- _AIM OF THE TASK_:
Transcribe the material below exactly as it appears.
----- EXERCISE INPUT
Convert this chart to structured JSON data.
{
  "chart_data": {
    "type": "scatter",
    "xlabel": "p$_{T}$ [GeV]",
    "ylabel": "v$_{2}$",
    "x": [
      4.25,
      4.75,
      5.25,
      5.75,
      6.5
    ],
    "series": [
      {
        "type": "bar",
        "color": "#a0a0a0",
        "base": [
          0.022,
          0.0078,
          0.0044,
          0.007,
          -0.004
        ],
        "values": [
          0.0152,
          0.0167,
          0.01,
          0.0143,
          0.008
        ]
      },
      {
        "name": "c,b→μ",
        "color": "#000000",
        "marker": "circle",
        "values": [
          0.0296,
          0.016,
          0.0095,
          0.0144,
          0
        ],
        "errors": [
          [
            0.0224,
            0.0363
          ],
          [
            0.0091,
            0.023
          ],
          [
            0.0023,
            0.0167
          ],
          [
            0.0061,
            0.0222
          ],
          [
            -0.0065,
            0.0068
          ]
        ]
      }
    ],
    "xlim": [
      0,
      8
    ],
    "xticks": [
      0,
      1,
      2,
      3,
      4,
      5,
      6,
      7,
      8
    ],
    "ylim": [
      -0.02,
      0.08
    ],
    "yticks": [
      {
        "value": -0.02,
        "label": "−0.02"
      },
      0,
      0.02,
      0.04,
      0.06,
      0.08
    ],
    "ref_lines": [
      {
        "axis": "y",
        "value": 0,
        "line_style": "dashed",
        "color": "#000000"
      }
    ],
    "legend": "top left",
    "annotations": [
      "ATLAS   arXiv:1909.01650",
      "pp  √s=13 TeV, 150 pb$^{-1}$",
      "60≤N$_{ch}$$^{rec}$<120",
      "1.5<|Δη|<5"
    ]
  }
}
----------
- _CORRECT RESULT_:
Convert this chart to structured JSON data.
{
  "chart_data": {
    "type": "scatter",
    "xlabel": "p$_{T}$ [GeV]",
    "ylabel": "v$_{2}$",
    "x": [
      4.25,
      4.75,
      5.25,
      5.75,
      6.5
    ],
    "series": [
      {
        "type": "bar",
        "color": "#a0a0a0",
        "base": [
          0.022,
          0.0078,
          0.0044,
          0.007,
          -0.004
        ],
        "values": [
          0.0152,
          0.0167,
          0.01,
          0.0143,
          0.008
        ]
      },
      {
        "name": "c,b→μ",
        "color": "#000000",
        "marker": "circle",
        "values": [
          0.0296,
          0.016,
          0.0095,
          0.0144,
          0
        ],
        "errors": [
          [
            0.0224,
            0.0363
          ],
          [
            0.0091,
            0.023
          ],
          [
            0.0023,
            0.0167
          ],
          [
            0.0061,
            0.0222
          ],
          [
            -0.0065,
            0.0068
          ]
        ]
      }
    ],
    "xlim": [
      0,
      8
    ],
    "xticks": [
      0,
      1,
      2,
      3,
      4,
      5,
      6,
      7,
      8
    ],
    "ylim": [
      -0.02,
      0.08
    ],
    "yticks": [
      {
        "value": -0.02,
        "label": "−0.02"
      },
      0,
      0.02,
      0.04,
      0.06,
      0.08
    ],
    "ref_lines": [
      {
        "axis": "y",
        "value": 0,
        "line_style": "dashed",
        "color": "#000000"
      }
    ],
    "legend": "top left",
    "annotations": [
      "ATLAS   arXiv:1909.01650",
      "pp  √s=13 TeV, 150 pb$^{-1}$",
      "60≤N$_{ch}$$^{rec}$<120",
      "1.5<|Δη|<5"
    ]
  }
}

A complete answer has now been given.